Description of the task:
Below are some records; work out how many of their lines contain "dividend" and give the number only.

Exercise material:

▼

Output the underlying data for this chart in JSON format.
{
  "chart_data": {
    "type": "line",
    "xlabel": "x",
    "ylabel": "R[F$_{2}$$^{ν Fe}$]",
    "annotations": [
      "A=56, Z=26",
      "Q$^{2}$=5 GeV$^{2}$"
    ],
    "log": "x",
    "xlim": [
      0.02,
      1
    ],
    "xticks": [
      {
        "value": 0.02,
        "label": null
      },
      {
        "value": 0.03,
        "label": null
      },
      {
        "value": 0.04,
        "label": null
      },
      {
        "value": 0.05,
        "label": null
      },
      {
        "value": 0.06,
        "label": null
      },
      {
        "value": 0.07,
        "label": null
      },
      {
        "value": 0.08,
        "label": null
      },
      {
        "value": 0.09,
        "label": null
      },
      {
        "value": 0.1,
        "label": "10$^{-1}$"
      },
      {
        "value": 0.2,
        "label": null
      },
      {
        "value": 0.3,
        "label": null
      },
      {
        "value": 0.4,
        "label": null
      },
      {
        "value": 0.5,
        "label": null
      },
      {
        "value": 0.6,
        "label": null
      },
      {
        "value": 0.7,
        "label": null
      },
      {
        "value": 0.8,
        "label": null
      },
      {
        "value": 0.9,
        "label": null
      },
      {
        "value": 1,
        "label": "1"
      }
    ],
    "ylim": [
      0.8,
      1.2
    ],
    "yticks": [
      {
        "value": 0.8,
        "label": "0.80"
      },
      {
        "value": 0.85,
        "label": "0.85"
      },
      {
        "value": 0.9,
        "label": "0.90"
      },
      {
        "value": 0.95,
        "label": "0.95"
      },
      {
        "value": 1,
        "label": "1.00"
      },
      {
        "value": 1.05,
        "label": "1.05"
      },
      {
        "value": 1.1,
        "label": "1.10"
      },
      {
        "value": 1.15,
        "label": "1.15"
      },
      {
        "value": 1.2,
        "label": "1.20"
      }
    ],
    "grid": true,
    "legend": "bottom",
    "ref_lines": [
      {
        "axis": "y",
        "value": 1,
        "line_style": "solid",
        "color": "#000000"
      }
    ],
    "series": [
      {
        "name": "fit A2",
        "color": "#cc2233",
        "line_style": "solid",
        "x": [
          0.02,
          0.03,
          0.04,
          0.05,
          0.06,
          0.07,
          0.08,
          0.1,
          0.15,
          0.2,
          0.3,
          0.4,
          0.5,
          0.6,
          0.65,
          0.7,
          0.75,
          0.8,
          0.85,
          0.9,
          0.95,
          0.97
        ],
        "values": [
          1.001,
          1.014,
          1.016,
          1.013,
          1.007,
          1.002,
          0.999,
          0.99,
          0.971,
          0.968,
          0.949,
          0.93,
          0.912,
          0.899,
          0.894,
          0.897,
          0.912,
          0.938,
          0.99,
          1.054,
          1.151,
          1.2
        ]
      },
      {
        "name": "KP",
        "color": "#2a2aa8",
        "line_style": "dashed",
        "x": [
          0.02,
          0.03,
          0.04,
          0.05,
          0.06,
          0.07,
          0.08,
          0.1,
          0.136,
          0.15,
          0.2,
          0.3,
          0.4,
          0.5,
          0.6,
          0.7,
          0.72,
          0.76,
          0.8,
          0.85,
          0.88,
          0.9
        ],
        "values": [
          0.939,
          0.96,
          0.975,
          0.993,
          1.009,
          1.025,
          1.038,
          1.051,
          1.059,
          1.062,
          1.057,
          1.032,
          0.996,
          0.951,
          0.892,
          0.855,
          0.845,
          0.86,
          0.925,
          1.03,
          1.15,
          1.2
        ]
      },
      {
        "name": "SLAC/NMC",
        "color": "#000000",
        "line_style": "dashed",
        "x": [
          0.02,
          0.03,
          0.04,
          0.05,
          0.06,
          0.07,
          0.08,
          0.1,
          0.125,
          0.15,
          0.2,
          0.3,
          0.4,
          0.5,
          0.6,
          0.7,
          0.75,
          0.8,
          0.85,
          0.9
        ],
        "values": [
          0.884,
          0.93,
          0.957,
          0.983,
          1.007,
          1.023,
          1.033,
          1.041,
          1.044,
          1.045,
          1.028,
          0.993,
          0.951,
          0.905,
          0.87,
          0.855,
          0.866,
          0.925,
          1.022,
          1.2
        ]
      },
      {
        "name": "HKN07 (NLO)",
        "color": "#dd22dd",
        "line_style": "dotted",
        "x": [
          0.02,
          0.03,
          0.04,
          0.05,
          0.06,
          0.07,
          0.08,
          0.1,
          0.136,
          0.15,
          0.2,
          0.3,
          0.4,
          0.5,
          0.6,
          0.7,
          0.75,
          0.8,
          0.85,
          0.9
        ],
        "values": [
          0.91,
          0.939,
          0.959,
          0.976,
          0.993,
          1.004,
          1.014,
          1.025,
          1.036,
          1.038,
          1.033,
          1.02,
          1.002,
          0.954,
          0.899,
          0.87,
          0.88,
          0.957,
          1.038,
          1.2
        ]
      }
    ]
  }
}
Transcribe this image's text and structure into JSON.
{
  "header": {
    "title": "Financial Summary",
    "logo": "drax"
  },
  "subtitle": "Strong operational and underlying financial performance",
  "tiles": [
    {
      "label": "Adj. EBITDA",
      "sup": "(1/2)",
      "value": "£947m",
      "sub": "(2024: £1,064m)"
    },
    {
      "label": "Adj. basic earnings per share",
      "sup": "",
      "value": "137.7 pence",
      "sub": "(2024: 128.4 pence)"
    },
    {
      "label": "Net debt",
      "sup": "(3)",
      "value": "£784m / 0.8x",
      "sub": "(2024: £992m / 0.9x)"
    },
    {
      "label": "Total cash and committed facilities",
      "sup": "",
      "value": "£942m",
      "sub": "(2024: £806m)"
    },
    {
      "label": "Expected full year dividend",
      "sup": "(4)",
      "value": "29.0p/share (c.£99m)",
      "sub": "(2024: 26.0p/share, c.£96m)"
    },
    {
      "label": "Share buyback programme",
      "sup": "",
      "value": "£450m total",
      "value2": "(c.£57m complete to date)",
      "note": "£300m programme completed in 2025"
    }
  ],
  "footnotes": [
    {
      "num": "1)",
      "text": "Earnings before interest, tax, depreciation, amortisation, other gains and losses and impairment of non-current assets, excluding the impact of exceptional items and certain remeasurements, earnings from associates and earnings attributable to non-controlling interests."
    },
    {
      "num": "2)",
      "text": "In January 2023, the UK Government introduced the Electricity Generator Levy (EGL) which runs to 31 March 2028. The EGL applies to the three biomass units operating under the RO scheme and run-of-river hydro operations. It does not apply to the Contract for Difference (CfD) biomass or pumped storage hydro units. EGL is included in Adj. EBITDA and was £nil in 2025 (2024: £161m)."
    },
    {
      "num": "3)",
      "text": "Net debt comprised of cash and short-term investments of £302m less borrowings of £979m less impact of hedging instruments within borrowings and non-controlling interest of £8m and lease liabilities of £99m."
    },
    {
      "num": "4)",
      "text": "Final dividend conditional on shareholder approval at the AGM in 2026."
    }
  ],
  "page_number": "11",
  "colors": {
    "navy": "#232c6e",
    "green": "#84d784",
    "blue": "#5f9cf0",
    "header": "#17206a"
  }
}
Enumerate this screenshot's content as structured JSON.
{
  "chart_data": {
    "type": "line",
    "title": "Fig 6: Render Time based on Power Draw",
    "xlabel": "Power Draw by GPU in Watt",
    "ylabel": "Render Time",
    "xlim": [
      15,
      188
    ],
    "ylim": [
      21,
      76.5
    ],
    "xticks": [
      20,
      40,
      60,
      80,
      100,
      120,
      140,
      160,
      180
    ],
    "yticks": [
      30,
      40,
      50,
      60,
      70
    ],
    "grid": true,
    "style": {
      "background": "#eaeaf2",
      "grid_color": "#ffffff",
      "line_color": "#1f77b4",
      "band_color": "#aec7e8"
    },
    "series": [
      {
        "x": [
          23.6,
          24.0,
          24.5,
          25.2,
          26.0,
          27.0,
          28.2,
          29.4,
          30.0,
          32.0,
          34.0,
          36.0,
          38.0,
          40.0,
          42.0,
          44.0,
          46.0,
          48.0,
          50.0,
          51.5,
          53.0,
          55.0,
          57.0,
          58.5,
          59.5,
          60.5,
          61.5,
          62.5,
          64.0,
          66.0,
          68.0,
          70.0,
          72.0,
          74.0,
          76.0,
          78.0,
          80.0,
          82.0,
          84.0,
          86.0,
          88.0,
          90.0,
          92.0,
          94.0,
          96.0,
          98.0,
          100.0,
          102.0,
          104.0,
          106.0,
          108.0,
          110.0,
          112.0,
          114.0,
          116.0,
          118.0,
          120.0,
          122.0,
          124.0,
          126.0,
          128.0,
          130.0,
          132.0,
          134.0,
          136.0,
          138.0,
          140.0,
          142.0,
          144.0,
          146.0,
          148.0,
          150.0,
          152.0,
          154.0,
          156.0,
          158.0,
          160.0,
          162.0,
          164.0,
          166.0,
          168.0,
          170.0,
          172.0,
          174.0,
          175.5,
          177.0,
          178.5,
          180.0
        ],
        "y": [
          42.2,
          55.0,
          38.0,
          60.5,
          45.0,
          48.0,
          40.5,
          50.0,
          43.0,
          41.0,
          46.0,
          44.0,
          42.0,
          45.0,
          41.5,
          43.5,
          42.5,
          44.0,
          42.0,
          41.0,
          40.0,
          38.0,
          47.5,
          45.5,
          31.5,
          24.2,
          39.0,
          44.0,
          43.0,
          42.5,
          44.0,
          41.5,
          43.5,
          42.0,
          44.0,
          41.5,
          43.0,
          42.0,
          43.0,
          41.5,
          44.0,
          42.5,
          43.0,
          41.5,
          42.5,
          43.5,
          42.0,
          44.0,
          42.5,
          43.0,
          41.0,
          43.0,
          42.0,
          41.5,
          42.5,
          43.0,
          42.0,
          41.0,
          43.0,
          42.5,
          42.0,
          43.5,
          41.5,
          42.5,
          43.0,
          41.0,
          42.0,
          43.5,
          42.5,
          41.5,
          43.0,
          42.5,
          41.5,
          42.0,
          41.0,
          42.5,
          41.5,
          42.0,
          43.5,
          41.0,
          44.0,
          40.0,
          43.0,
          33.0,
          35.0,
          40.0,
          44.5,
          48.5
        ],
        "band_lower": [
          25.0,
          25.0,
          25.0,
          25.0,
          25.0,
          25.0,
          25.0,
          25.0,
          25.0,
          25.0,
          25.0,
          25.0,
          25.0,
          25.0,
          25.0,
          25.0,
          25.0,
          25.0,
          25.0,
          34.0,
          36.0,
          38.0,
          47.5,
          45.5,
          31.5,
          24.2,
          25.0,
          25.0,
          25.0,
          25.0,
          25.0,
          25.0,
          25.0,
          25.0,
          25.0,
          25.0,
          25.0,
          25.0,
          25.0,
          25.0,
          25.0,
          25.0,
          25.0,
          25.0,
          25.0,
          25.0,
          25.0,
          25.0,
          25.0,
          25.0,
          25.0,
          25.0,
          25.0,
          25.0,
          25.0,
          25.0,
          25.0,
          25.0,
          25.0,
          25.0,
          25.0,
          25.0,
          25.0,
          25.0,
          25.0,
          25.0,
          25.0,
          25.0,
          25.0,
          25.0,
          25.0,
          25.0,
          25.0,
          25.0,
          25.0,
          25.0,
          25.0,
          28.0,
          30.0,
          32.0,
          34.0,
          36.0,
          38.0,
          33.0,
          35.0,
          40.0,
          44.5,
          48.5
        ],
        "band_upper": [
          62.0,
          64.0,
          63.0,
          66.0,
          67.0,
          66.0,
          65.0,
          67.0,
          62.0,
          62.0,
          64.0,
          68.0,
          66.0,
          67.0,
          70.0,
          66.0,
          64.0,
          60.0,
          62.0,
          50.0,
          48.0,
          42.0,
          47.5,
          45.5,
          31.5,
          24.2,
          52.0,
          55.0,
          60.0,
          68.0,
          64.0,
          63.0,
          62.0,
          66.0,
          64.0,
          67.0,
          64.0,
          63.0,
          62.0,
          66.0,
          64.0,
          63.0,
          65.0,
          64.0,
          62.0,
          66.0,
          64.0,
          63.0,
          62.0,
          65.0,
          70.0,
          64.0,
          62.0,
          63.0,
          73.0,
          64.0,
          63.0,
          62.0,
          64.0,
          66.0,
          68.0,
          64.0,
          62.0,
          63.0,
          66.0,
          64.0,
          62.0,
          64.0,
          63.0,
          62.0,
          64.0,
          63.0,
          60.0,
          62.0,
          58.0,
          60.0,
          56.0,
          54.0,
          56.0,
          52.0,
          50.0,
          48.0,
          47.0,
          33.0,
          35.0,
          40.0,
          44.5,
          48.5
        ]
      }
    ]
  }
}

▲

Response:
2